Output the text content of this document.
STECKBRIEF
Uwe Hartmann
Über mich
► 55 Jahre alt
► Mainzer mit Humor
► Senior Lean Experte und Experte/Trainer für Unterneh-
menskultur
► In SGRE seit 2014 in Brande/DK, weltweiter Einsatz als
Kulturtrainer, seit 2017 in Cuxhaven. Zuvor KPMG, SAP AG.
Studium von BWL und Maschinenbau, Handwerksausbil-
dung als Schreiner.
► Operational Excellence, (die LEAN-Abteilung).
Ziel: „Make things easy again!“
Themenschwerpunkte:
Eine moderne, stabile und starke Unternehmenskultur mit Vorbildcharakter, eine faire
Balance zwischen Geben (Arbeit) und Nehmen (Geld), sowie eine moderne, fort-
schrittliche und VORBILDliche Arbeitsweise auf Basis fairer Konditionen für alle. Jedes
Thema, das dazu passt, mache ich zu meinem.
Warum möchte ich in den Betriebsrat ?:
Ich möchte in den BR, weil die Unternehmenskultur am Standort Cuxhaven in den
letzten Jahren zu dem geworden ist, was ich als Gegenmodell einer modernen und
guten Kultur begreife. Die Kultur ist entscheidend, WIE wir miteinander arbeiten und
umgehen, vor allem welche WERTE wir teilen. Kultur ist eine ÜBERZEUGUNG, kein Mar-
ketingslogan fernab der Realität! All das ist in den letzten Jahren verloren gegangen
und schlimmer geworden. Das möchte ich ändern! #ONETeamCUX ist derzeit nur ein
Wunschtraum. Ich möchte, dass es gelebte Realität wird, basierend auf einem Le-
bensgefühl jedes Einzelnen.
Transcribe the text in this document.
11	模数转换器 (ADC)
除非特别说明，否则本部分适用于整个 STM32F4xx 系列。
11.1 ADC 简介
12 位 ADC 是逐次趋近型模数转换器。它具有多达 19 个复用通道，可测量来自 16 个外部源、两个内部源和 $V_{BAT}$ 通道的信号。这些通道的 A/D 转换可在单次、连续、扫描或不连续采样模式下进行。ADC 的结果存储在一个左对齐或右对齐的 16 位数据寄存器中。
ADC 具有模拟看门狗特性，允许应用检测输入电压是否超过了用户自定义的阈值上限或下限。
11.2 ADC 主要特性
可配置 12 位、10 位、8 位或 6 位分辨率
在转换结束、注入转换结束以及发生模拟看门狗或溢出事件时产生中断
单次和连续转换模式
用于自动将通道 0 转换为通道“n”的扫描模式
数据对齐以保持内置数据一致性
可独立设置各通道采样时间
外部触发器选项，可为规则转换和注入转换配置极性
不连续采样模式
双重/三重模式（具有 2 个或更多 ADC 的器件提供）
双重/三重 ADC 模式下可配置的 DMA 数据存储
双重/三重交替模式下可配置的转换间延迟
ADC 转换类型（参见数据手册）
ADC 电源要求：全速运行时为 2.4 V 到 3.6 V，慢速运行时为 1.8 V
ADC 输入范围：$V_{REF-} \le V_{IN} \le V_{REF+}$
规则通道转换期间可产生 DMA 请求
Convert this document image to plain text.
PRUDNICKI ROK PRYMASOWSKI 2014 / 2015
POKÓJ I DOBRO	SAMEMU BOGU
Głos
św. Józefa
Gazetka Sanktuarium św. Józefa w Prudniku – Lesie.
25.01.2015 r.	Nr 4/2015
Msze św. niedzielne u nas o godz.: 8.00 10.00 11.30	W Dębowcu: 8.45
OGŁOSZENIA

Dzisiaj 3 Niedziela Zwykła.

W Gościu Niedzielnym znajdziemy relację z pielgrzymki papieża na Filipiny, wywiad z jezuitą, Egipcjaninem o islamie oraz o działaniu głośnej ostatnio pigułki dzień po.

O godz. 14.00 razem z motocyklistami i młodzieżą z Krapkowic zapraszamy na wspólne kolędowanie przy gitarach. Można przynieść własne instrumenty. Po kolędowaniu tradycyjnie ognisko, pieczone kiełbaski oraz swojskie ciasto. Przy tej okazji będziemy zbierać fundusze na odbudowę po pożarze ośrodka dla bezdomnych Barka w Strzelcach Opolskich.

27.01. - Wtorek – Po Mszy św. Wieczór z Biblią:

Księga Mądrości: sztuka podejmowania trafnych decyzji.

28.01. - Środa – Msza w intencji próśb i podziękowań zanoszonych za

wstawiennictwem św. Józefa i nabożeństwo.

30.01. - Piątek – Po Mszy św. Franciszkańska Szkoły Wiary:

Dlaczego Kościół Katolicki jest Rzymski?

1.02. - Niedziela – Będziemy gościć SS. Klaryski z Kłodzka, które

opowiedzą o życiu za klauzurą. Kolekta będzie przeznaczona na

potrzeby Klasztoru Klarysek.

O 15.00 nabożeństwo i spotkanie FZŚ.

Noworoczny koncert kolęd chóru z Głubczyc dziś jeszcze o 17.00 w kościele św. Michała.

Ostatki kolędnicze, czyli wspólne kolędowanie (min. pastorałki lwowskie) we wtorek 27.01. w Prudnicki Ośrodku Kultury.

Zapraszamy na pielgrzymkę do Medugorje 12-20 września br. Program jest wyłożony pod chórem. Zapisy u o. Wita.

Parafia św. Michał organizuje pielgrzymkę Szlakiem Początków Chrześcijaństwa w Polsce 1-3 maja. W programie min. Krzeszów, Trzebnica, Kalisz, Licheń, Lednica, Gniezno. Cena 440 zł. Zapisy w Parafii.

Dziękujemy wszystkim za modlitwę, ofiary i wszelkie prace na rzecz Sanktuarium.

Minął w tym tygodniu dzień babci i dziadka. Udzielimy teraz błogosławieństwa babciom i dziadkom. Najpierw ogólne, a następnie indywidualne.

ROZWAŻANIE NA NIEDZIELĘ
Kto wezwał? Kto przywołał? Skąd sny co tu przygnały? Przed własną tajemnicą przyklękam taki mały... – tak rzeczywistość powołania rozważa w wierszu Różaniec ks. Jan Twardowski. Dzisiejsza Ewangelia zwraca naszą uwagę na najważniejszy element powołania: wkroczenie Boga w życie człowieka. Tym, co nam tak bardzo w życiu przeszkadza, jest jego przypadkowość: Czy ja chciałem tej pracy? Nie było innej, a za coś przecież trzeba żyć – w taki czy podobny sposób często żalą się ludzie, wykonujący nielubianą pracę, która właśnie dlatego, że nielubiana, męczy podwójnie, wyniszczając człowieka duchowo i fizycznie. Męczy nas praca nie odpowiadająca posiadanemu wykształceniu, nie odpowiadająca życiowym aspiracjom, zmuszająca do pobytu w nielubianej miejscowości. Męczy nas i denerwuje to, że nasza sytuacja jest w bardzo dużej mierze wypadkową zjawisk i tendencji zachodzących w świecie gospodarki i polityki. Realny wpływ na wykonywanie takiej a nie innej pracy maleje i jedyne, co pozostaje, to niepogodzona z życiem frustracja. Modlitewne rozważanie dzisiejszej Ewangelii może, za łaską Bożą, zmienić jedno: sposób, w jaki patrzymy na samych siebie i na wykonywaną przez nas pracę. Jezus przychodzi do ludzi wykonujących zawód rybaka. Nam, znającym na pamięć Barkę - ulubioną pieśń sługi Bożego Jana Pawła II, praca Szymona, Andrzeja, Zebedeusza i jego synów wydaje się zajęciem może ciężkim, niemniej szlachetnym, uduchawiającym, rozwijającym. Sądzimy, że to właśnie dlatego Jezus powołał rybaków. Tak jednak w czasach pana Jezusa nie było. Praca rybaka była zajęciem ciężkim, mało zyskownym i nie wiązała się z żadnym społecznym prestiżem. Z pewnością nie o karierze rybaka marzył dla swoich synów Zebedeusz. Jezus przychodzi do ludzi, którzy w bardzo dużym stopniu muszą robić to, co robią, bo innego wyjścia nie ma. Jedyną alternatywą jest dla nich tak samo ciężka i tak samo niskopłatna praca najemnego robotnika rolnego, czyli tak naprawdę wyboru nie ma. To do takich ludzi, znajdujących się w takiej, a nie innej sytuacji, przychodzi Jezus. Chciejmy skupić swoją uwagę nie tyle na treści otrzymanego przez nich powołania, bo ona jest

## [Task prompt]
Show each line of the data that contains the string "geworden".

## [Response]
letzten Jahren zu dem geworden ist, was ich als Gegenmodell einer modernen und
und schlimmer geworden. Das möchte ich ändern! #ONETeamCUX ist derzeit nur ein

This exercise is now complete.